◆ **Work to do**: Write out the full set of records below exactly.

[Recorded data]
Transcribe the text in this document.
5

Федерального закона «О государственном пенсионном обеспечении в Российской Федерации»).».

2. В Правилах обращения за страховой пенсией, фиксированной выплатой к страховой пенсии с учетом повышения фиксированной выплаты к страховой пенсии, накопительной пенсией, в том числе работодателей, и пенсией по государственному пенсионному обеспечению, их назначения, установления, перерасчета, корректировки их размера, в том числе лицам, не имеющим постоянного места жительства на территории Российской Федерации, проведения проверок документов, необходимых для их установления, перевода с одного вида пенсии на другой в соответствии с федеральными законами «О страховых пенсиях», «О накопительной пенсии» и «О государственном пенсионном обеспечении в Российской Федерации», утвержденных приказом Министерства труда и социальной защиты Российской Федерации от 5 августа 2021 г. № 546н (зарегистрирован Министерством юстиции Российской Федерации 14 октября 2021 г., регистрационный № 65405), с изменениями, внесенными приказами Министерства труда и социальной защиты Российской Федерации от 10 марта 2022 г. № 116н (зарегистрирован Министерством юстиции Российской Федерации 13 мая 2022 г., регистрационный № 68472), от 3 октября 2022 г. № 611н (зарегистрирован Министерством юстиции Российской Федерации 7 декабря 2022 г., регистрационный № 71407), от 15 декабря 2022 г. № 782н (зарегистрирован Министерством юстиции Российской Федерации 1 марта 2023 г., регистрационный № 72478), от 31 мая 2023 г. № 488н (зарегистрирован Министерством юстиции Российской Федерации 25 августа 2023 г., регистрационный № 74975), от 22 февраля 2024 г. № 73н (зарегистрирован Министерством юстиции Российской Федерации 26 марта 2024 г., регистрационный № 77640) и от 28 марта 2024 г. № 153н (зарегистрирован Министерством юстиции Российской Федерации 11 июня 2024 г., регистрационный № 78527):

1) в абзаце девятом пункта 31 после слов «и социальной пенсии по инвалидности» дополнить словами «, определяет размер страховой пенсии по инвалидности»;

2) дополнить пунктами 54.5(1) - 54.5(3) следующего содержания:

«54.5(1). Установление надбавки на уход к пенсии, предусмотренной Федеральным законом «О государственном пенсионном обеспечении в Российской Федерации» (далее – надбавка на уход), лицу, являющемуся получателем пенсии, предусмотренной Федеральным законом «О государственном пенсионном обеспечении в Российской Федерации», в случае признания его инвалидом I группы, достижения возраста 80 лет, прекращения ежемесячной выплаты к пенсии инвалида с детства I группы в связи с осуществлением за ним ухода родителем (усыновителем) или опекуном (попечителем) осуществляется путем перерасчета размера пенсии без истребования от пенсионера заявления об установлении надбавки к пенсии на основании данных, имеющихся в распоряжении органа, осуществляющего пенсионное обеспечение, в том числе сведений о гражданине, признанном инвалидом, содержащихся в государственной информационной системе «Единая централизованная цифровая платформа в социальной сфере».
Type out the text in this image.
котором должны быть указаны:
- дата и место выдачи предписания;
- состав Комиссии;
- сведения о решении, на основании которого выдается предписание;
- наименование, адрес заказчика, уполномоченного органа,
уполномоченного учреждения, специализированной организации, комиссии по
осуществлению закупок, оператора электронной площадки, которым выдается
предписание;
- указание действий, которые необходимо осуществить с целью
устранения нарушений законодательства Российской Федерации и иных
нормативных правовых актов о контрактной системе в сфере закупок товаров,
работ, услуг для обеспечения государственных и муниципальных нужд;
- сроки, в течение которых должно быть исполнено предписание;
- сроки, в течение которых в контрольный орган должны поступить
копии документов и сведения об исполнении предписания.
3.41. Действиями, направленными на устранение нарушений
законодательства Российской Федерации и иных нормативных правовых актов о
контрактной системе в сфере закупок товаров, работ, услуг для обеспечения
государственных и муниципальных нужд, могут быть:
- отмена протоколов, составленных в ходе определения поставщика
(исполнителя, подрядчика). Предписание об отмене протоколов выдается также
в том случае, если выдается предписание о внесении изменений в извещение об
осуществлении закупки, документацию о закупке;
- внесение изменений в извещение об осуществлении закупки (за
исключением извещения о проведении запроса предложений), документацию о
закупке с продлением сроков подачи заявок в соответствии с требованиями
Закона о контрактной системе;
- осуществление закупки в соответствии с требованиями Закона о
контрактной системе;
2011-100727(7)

◆ **Answer to this problem**:
Transcribe the text in this document.
5

Федерального закона «О государственном пенсионном обеспечении в Российской Федерации»).».

2. В Правилах обращения за страховой пенсией, фиксированной выплатой к страховой пенсии с учетом повышения фиксированной выплаты к страховой пенсии, накопительной пенсией, в том числе работодателей, и пенсией по государственному пенсионному обеспечению, их назначения, установления, перерасчета, корректировки их размера, в том числе лицам, не имеющим постоянного места жительства на территории Российской Федерации, проведения проверок документов, необходимых для их установления, перевода с одного вида пенсии на другой в соответствии с федеральными законами «О страховых пенсиях», «О накопительной пенсии» и «О государственном пенсионном обеспечении в Российской Федерации», утвержденных приказом Министерства труда и социальной защиты Российской Федерации от 5 августа 2021 г. № 546н (зарегистрирован Министерством юстиции Российской Федерации 14 октября 2021 г., регистрационный № 65405), с изменениями, внесенными приказами Министерства труда и социальной защиты Российской Федерации от 10 марта 2022 г. № 116н (зарегистрирован Министерством юстиции Российской Федерации 13 мая 2022 г., регистрационный № 68472), от 3 октября 2022 г. № 611н (зарегистрирован Министерством юстиции Российской Федерации 7 декабря 2022 г., регистрационный № 71407), от 15 декабря 2022 г. № 782н (зарегистрирован Министерством юстиции Российской Федерации 1 марта 2023 г., регистрационный № 72478), от 31 мая 2023 г. № 488н (зарегистрирован Министерством юстиции Российской Федерации 25 августа 2023 г., регистрационный № 74975), от 22 февраля 2024 г. № 73н (зарегистрирован Министерством юстиции Российской Федерации 26 марта 2024 г., регистрационный № 77640) и от 28 марта 2024 г. № 153н (зарегистрирован Министерством юстиции Российской Федерации 11 июня 2024 г., регистрационный № 78527):

1) в абзаце девятом пункта 31 после слов «и социальной пенсии по инвалидности» дополнить словами «, определяет размер страховой пенсии по инвалидности»;

2) дополнить пунктами 54.5(1) - 54.5(3) следующего содержания:

«54.5(1). Установление надбавки на уход к пенсии, предусмотренной Федеральным законом «О государственном пенсионном обеспечении в Российской Федерации» (далее – надбавка на уход), лицу, являющемуся получателем пенсии, предусмотренной Федеральным законом «О государственном пенсионном обеспечении в Российской Федерации», в случае признания его инвалидом I группы, достижения возраста 80 лет, прекращения ежемесячной выплаты к пенсии инвалида с детства I группы в связи с осуществлением за ним ухода родителем (усыновителем) или опекуном (попечителем) осуществляется путем перерасчета размера пенсии без истребования от пенсионера заявления об установлении надбавки к пенсии на основании данных, имеющихся в распоряжении органа, осуществляющего пенсионное обеспечение, в том числе сведений о гражданине, признанном инвалидом, содержащихся в государственной информационной системе «Единая централизованная цифровая платформа в социальной сфере».
Type out the text in this image.
котором должны быть указаны:
- дата и место выдачи предписания;
- состав Комиссии;
- сведения о решении, на основании которого выдается предписание;
- наименование, адрес заказчика, уполномоченного органа,
уполномоченного учреждения, специализированной организации, комиссии по
осуществлению закупок, оператора электронной площадки, которым выдается
предписание;
- указание действий, которые необходимо осуществить с целью
устранения нарушений законодательства Российской Федерации и иных
нормативных правовых актов о контрактной системе в сфере закупок товаров,
работ, услуг для обеспечения государственных и муниципальных нужд;
- сроки, в течение которых должно быть исполнено предписание;
- сроки, в течение которых в контрольный орган должны поступить
копии документов и сведения об исполнении предписания.
3.41. Действиями, направленными на устранение нарушений
законодательства Российской Федерации и иных нормативных правовых актов о
контрактной системе в сфере закупок товаров, работ, услуг для обеспечения
государственных и муниципальных нужд, могут быть:
- отмена протоколов, составленных в ходе определения поставщика
(исполнителя, подрядчика). Предписание об отмене протоколов выдается также
в том случае, если выдается предписание о внесении изменений в извещение об
осуществлении закупки, документацию о закупке;
- внесение изменений в извещение об осуществлении закупки (за
исключением извещения о проведении запроса предложений), документацию о
закупке с продлением сроков подачи заявок в соответствии с требованиями
Закона о контрактной системе;
- осуществление закупки в соответствии с требованиями Закона о
контрактной системе;
2011-100727(7)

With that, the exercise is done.